• Job: In the material below, find every line with "sync" and pull it out.

──────────

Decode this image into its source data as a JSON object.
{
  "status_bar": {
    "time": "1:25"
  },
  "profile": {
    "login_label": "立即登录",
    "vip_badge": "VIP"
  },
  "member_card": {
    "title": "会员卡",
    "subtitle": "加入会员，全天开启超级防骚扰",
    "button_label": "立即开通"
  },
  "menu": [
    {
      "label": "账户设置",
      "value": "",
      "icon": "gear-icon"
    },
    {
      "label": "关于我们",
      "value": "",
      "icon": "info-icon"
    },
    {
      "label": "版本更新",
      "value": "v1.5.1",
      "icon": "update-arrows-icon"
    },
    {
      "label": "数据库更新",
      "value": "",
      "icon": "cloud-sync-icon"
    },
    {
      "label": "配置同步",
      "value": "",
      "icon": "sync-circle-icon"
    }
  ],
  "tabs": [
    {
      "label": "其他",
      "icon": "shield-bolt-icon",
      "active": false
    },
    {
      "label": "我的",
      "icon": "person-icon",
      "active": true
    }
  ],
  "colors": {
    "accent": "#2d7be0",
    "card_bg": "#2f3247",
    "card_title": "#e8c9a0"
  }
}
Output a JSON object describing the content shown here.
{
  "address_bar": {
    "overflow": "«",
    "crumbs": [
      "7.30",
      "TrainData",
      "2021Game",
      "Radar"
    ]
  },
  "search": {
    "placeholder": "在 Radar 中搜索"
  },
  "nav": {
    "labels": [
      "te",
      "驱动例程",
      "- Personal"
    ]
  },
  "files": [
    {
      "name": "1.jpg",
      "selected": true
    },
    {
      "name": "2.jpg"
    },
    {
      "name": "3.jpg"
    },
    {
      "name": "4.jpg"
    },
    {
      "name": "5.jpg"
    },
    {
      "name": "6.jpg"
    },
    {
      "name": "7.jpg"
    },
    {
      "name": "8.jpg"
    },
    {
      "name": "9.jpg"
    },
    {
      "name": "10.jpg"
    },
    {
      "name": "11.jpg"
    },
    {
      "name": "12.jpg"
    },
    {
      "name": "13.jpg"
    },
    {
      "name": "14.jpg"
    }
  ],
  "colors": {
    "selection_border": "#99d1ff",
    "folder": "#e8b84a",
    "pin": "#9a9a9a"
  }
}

──────────

• Written reply:
      "icon": "cloud-sync-icon"
      "icon": "sync-circle-icon"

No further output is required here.